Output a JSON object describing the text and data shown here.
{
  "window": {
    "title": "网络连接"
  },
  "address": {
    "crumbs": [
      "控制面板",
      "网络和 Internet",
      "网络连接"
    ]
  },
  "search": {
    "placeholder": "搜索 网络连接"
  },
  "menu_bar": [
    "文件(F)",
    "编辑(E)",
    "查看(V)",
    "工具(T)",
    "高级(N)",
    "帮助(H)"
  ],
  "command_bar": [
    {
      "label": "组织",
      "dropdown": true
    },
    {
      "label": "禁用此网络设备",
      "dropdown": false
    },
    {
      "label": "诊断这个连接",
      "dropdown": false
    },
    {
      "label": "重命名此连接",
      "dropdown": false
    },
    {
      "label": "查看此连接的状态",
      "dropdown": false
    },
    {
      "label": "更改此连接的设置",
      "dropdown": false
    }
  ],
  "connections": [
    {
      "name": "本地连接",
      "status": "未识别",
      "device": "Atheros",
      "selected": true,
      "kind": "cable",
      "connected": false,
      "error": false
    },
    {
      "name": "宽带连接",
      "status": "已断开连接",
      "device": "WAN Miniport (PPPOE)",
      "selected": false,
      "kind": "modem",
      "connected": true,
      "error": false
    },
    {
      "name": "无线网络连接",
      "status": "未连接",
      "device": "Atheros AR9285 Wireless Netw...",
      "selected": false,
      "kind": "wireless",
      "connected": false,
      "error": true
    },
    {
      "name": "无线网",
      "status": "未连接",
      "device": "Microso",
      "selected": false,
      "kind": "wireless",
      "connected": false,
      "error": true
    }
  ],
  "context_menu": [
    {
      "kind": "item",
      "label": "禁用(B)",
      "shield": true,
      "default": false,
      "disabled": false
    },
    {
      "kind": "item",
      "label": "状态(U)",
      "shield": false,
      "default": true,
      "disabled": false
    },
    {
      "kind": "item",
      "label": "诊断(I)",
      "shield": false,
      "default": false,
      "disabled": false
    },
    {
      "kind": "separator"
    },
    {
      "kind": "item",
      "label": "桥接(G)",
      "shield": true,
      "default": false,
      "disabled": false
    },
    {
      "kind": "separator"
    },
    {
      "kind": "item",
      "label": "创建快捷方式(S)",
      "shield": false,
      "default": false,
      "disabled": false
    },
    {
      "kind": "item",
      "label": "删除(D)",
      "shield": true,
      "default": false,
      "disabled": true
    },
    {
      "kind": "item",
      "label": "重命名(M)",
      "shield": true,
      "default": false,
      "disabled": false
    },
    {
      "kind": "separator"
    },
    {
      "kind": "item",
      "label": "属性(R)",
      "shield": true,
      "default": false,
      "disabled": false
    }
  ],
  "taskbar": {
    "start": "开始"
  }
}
+--
Goal: Retype the whole listing above exactly.

Solution for this problem:
Output a JSON object describing the text and data shown here.
{
  "window": {
    "title": "网络连接"
  },
  "address": {
    "crumbs": [
      "控制面板",
      "网络和 Internet",
      "网络连接"
    ]
  },
  "search": {
    "placeholder": "搜索 网络连接"
  },
  "menu_bar": [
    "文件(F)",
    "编辑(E)",
    "查看(V)",
    "工具(T)",
    "高级(N)",
    "帮助(H)"
  ],
  "command_bar": [
    {
      "label": "组织",
      "dropdown": true
    },
    {
      "label": "禁用此网络设备",
      "dropdown": false
    },
    {
      "label": "诊断这个连接",
      "dropdown": false
    },
    {
      "label": "重命名此连接",
      "dropdown": false
    },
    {
      "label": "查看此连接的状态",
      "dropdown": false
    },
    {
      "label": "更改此连接的设置",
      "dropdown": false
    }
  ],
  "connections": [
    {
      "name": "本地连接",
      "status": "未识别",
      "device": "Atheros",
      "selected": true,
      "kind": "cable",
      "connected": false,
      "error": false
    },
    {
      "name": "宽带连接",
      "status": "已断开连接",
      "device": "WAN Miniport (PPPOE)",
      "selected": false,
      "kind": "modem",
      "connected": true,
      "error": false
    },
    {
      "name": "无线网络连接",
      "status": "未连接",
      "device": "Atheros AR9285 Wireless Netw...",
      "selected": false,
      "kind": "wireless",
      "connected": false,
      "error": true
    },
    {
      "name": "无线网",
      "status": "未连接",
      "device": "Microso",
      "selected": false,
      "kind": "wireless",
      "connected": false,
      "error": true
    }
  ],
  "context_menu": [
    {
      "kind": "item",
      "label": "禁用(B)",
      "shield": true,
      "default": false,
      "disabled": false
    },
    {
      "kind": "item",
      "label": "状态(U)",
      "shield": false,
      "default": true,
      "disabled": false
    },
    {
      "kind": "item",
      "label": "诊断(I)",
      "shield": false,
      "default": false,
      "disabled": false
    },
    {
      "kind": "separator"
    },
    {
      "kind": "item",
      "label": "桥接(G)",
      "shield": true,
      "default": false,
      "disabled": false
    },
    {
      "kind": "separator"
    },
    {
      "kind": "item",
      "label": "创建快捷方式(S)",
      "shield": false,
      "default": false,
      "disabled": false
    },
    {
      "kind": "item",
      "label": "删除(D)",
      "shield": true,
      "default": false,
      "disabled": true
    },
    {
      "kind": "item",
      "label": "重命名(M)",
      "shield": true,
      "default": false,
      "disabled": false
    },
    {
      "kind": "separator"
    },
    {
      "kind": "item",
      "label": "属性(R)",
      "shield": true,
      "default": false,
      "disabled": false
    }
  ],
  "taskbar": {
    "start": "开始"
  }
}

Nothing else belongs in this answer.